◆ Instructions to follow ◆
The entries below should be output exactly as written.

◆ Materials provided ◆
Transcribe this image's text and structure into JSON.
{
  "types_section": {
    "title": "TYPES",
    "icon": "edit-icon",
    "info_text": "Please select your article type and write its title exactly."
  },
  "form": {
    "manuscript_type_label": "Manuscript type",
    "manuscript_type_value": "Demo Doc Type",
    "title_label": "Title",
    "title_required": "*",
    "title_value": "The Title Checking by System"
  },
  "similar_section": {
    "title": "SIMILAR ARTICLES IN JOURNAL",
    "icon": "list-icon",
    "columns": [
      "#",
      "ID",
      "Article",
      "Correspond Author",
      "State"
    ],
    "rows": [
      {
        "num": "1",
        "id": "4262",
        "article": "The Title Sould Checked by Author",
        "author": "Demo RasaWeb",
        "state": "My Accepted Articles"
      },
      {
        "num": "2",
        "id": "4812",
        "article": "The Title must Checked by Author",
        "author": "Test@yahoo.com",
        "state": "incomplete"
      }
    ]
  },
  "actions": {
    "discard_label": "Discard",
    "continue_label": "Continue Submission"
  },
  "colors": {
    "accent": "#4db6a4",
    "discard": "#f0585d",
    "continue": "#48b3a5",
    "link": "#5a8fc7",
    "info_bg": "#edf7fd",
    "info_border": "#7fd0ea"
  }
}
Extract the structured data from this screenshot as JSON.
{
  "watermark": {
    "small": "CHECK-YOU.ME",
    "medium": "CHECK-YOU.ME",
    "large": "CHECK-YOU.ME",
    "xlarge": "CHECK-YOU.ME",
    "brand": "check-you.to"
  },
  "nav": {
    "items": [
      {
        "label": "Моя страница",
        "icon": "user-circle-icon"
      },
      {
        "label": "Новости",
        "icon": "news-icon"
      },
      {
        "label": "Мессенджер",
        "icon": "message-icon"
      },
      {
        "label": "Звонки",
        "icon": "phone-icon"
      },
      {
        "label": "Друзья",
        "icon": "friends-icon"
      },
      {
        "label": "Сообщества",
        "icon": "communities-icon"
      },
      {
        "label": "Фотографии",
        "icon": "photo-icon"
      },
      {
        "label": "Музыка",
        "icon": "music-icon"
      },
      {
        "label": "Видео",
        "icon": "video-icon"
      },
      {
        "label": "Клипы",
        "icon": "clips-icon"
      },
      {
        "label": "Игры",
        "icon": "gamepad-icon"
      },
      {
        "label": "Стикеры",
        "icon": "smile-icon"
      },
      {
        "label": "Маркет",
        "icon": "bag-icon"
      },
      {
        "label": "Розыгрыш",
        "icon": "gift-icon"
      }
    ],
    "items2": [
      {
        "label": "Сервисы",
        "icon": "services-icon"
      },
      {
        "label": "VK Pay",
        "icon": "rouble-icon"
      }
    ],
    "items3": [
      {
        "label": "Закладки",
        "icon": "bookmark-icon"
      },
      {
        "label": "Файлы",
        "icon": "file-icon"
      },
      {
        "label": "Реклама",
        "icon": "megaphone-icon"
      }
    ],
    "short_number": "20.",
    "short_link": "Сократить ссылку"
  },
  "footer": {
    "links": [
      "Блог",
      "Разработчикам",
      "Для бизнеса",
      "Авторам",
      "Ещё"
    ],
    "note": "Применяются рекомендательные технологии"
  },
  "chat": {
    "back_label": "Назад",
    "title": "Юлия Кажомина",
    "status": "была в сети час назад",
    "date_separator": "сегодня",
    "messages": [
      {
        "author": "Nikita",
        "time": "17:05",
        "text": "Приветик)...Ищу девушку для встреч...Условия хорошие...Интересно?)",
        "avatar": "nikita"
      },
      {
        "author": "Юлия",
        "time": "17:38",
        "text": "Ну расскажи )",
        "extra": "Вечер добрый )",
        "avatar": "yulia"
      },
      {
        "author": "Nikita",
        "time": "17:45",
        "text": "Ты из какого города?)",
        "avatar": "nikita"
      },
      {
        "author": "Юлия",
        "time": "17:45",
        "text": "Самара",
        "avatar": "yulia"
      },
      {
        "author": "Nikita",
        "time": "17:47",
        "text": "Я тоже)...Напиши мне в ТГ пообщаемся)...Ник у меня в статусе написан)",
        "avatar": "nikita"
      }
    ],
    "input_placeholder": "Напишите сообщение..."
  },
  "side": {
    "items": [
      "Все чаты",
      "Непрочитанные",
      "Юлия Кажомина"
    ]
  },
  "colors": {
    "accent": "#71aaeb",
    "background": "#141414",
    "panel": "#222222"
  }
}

◆ Answer to the task ◆
Transcribe this image's text and structure into JSON.
{
  "types_section": {
    "title": "TYPES",
    "icon": "edit-icon",
    "info_text": "Please select your article type and write its title exactly."
  },
  "form": {
    "manuscript_type_label": "Manuscript type",
    "manuscript_type_value": "Demo Doc Type",
    "title_label": "Title",
    "title_required": "*",
    "title_value": "The Title Checking by System"
  },
  "similar_section": {
    "title": "SIMILAR ARTICLES IN JOURNAL",
    "icon": "list-icon",
    "columns": [
      "#",
      "ID",
      "Article",
      "Correspond Author",
      "State"
    ],
    "rows": [
      {
        "num": "1",
        "id": "4262",
        "article": "The Title Sould Checked by Author",
        "author": "Demo RasaWeb",
        "state": "My Accepted Articles"
      },
      {
        "num": "2",
        "id": "4812",
        "article": "The Title must Checked by Author",
        "author": "Test@yahoo.com",
        "state": "incomplete"
      }
    ]
  },
  "actions": {
    "discard_label": "Discard",
    "continue_label": "Continue Submission"
  },
  "colors": {
    "accent": "#4db6a4",
    "discard": "#f0585d",
    "continue": "#48b3a5",
    "link": "#5a8fc7",
    "info_bg": "#edf7fd",
    "info_border": "#7fd0ea"
  }
}
Extract the structured data from this screenshot as JSON.
{
  "watermark": {
    "small": "CHECK-YOU.ME",
    "medium": "CHECK-YOU.ME",
    "large": "CHECK-YOU.ME",
    "xlarge": "CHECK-YOU.ME",
    "brand": "check-you.to"
  },
  "nav": {
    "items": [
      {
        "label": "Моя страница",
        "icon": "user-circle-icon"
      },
      {
        "label": "Новости",
        "icon": "news-icon"
      },
      {
        "label": "Мессенджер",
        "icon": "message-icon"
      },
      {
        "label": "Звонки",
        "icon": "phone-icon"
      },
      {
        "label": "Друзья",
        "icon": "friends-icon"
      },
      {
        "label": "Сообщества",
        "icon": "communities-icon"
      },
      {
        "label": "Фотографии",
        "icon": "photo-icon"
      },
      {
        "label": "Музыка",
        "icon": "music-icon"
      },
      {
        "label": "Видео",
        "icon": "video-icon"
      },
      {
        "label": "Клипы",
        "icon": "clips-icon"
      },
      {
        "label": "Игры",
        "icon": "gamepad-icon"
      },
      {
        "label": "Стикеры",
        "icon": "smile-icon"
      },
      {
        "label": "Маркет",
        "icon": "bag-icon"
      },
      {
        "label": "Розыгрыш",
        "icon": "gift-icon"
      }
    ],
    "items2": [
      {
        "label": "Сервисы",
        "icon": "services-icon"
      },
      {
        "label": "VK Pay",
        "icon": "rouble-icon"
      }
    ],
    "items3": [
      {
        "label": "Закладки",
        "icon": "bookmark-icon"
      },
      {
        "label": "Файлы",
        "icon": "file-icon"
      },
      {
        "label": "Реклама",
        "icon": "megaphone-icon"
      }
    ],
    "short_number": "20.",
    "short_link": "Сократить ссылку"
  },
  "footer": {
    "links": [
      "Блог",
      "Разработчикам",
      "Для бизнеса",
      "Авторам",
      "Ещё"
    ],
    "note": "Применяются рекомендательные технологии"
  },
  "chat": {
    "back_label": "Назад",
    "title": "Юлия Кажомина",
    "status": "была в сети час назад",
    "date_separator": "сегодня",
    "messages": [
      {
        "author": "Nikita",
        "time": "17:05",
        "text": "Приветик)...Ищу девушку для встреч...Условия хорошие...Интересно?)",
        "avatar": "nikita"
      },
      {
        "author": "Юлия",
        "time": "17:38",
        "text": "Ну расскажи )",
        "extra": "Вечер добрый )",
        "avatar": "yulia"
      },
      {
        "author": "Nikita",
        "time": "17:45",
        "text": "Ты из какого города?)",
        "avatar": "nikita"
      },
      {
        "author": "Юлия",
        "time": "17:45",
        "text": "Самара",
        "avatar": "yulia"
      },
      {
        "author": "Nikita",
        "time": "17:47",
        "text": "Я тоже)...Напиши мне в ТГ пообщаемся)...Ник у меня в статусе написан)",
        "avatar": "nikita"
      }
    ],
    "input_placeholder": "Напишите сообщение..."
  },
  "side": {
    "items": [
      "Все чаты",
      "Непрочитанные",
      "Юлия Кажомина"
    ]
  },
  "colors": {
    "accent": "#71aaeb",
    "background": "#141414",
    "panel": "#222222"
  }
}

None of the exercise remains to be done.